Repeat the entries below exactly as they appear, with no pictures.

# start of The input

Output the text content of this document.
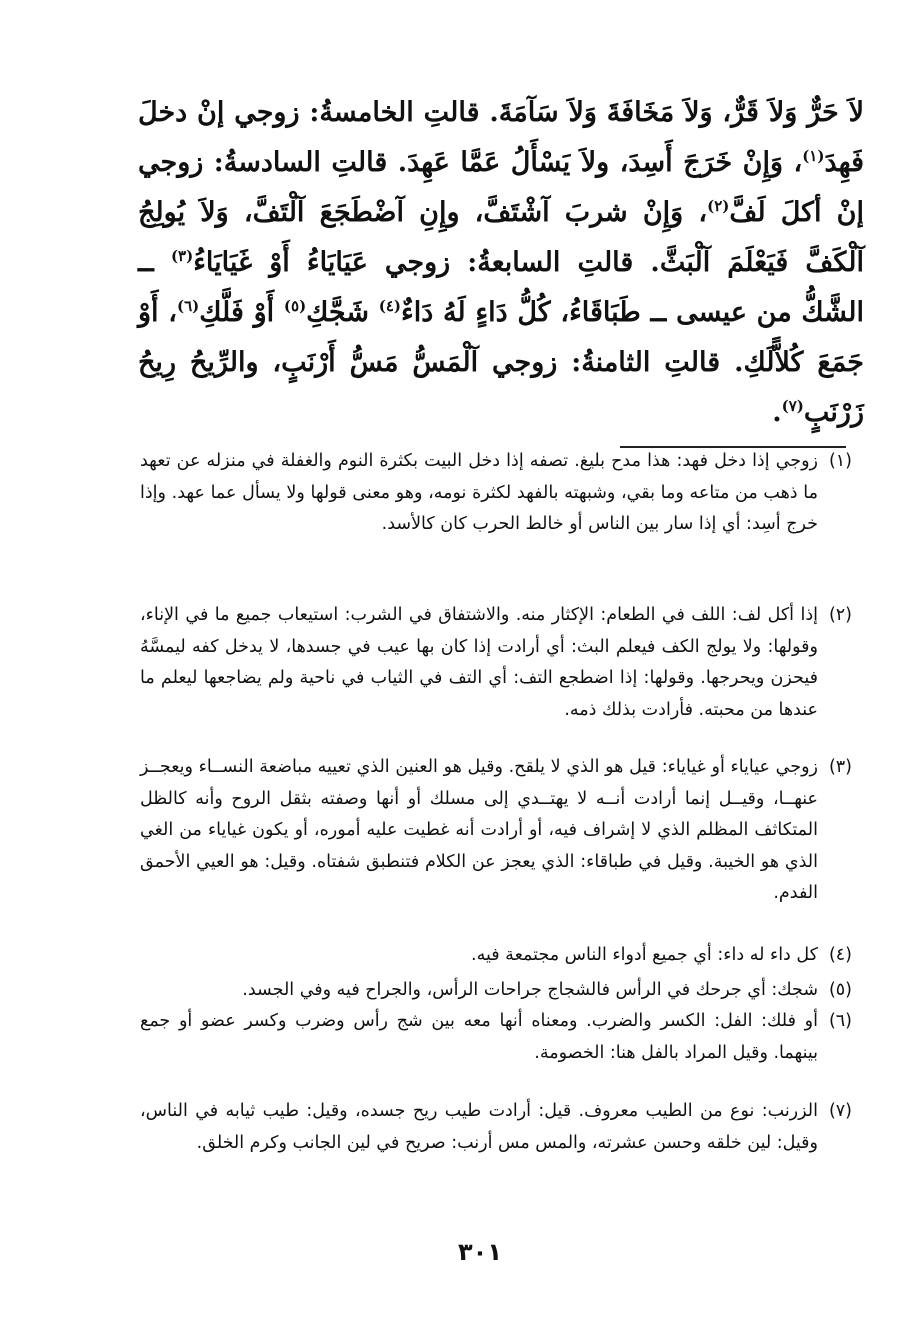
لاَ حَرٌّ وَلاَ قَرٌّ، وَلاَ مَخَافَةَ وَلاَ سَآمَةَ. قالتِ الخامسةُ: زوجي إنْ دخلَ فَهِدَ$^{(١)}$، وَإِنْ خَرَجَ أَسِدَ، ولاَ يَسْأَلُ عَمَّا عَهِدَ. قالتِ السادسةُ: زوجي إنْ أكلَ لَفَّ$^{(٢)}$، وَإِنْ شربَ آشْتَفَّ، وإِنِ آضْطَجَعَ آلْتَفَّ، وَلاَ يُولِجُ آلْكَفَّ فَيَعْلَمَ آلْبَثَّ. قالتِ السابعةُ: زوجي عَيَايَاءُ أَوْ غَيَايَاءُ$^{(٣)}$ ــ الشَّكُّ من عيسى ــ طَبَاقَاءُ، كُلُّ دَاءٍ لَهُ دَاءٌ$^{(٤)}$ شَجَّكِ$^{(٥)}$ أَوْ فَلَّكِ$^{(٦)}$، أَوْ جَمَعَ كُلاًّلَكِ. قالتِ الثامنةُ: زوجي آلْمَسُّ مَسُّ أَرْنَبٍ، والرِّيحُ رِيحُ زَرْنَبٍ$^{(٧)}$.

(١)
زوجي إذا دخل فهد: هذا مدح بليغ. تصفه إذا دخل البيت بكثرة النوم والغفلة في منزله عن تعهد ما ذهب من متاعه وما بقي، وشبهته بالفهد لكثرة نومه، وهو معنى قولها ولا يسأل عما عهد. وإذا خرج أسِد: أي إذا سار بين الناس أو خالط الحرب كان كالأسد.
(٢)
إذا أكل لف: اللف في الطعام: الإكثار منه. والاشتفاق في الشرب: استيعاب جميع ما في الإناء، وقولها: ولا يولج الكف فيعلم البث: أي أرادت إذا كان بها عيب في جسدها، لا يدخل كفه ليمسَّهُ فيحزن ويحرجها. وقولها: إذا اضطجع التف: أي التف في الثياب في ناحية ولم يضاجعها ليعلم ما عندها من محبته. فأرادت بذلك ذمه.
(٣)
زوجي عياياء أو غياياء: قيل هو الذي لا يلقح. وقيل هو العنين الذي تعييه مباضعة النســاء ويعجــز عنهــا، وقيــل إنما أرادت أنــه لا يهتــدي إلى مسلك أو أنها وصفته بثقل الروح وأنه كالظل المتكاثف المظلم الذي لا إشراف فيه، أو أرادت أنه غطيت عليه أموره، أو يكون غياياء من الغي الذي هو الخيبة. وقيل في طباقاء: الذي يعجز عن الكلام فتنطبق شفتاه. وقيل: هو العيي الأحمق الفدم.
(٤)
كل داء له داء: أي جميع أدواء الناس مجتمعة فيه.
(٥)
شجك: أي جرحك في الرأس فالشجاج جراحات الرأس، والجراح فيه وفي الجسد.
(٦)
أو فلك: الفل: الكسر والضرب. ومعناه أنها معه بين شج رأس وضرب وكسر عضو أو جمع بينهما. وقيل المراد بالفل هنا: الخصومة.
(٧)
الزرنب: نوع من الطيب معروف. قيل: أرادت طيب ريح جسده، وقيل: طيب ثيابه في الناس، وقيل: لين خلقه وحسن عشرته، والمس مس أرنب: صريح في لين الجانب وكرم الخلق.
٣٠١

# end of The input

§ **Exercise output**:
Output the text content of this document.
لاَ حَرٌّ وَلاَ قَرٌّ، وَلاَ مَخَافَةَ وَلاَ سَآمَةَ. قالتِ الخامسةُ: زوجي إنْ دخلَ فَهِدَ$^{(١)}$، وَإِنْ خَرَجَ أَسِدَ، ولاَ يَسْأَلُ عَمَّا عَهِدَ. قالتِ السادسةُ: زوجي إنْ أكلَ لَفَّ$^{(٢)}$، وَإِنْ شربَ آشْتَفَّ، وإِنِ آضْطَجَعَ آلْتَفَّ، وَلاَ يُولِجُ آلْكَفَّ فَيَعْلَمَ آلْبَثَّ. قالتِ السابعةُ: زوجي عَيَايَاءُ أَوْ غَيَايَاءُ$^{(٣)}$ ــ الشَّكُّ من عيسى ــ طَبَاقَاءُ، كُلُّ دَاءٍ لَهُ دَاءٌ$^{(٤)}$ شَجَّكِ$^{(٥)}$ أَوْ فَلَّكِ$^{(٦)}$، أَوْ جَمَعَ كُلاًّلَكِ. قالتِ الثامنةُ: زوجي آلْمَسُّ مَسُّ أَرْنَبٍ، والرِّيحُ رِيحُ زَرْنَبٍ$^{(٧)}$.

(١)
زوجي إذا دخل فهد: هذا مدح بليغ. تصفه إذا دخل البيت بكثرة النوم والغفلة في منزله عن تعهد ما ذهب من متاعه وما بقي، وشبهته بالفهد لكثرة نومه، وهو معنى قولها ولا يسأل عما عهد. وإذا خرج أسِد: أي إذا سار بين الناس أو خالط الحرب كان كالأسد.
(٢)
إذا أكل لف: اللف في الطعام: الإكثار منه. والاشتفاق في الشرب: استيعاب جميع ما في الإناء، وقولها: ولا يولج الكف فيعلم البث: أي أرادت إذا كان بها عيب في جسدها، لا يدخل كفه ليمسَّهُ فيحزن ويحرجها. وقولها: إذا اضطجع التف: أي التف في الثياب في ناحية ولم يضاجعها ليعلم ما عندها من محبته. فأرادت بذلك ذمه.
(٣)
زوجي عياياء أو غياياء: قيل هو الذي لا يلقح. وقيل هو العنين الذي تعييه مباضعة النســاء ويعجــز عنهــا، وقيــل إنما أرادت أنــه لا يهتــدي إلى مسلك أو أنها وصفته بثقل الروح وأنه كالظل المتكاثف المظلم الذي لا إشراف فيه، أو أرادت أنه غطيت عليه أموره، أو يكون غياياء من الغي الذي هو الخيبة. وقيل في طباقاء: الذي يعجز عن الكلام فتنطبق شفتاه. وقيل: هو العيي الأحمق الفدم.
(٤)
كل داء له داء: أي جميع أدواء الناس مجتمعة فيه.
(٥)
شجك: أي جرحك في الرأس فالشجاج جراحات الرأس، والجراح فيه وفي الجسد.
(٦)
أو فلك: الفل: الكسر والضرب. ومعناه أنها معه بين شج رأس وضرب وكسر عضو أو جمع بينهما. وقيل المراد بالفل هنا: الخصومة.
(٧)
الزرنب: نوع من الطيب معروف. قيل: أرادت طيب ريح جسده، وقيل: طيب ثيابه في الناس، وقيل: لين خلقه وحسن عشرته، والمس مس أرنب: صريح في لين الجانب وكرم الخلق.
٣٠١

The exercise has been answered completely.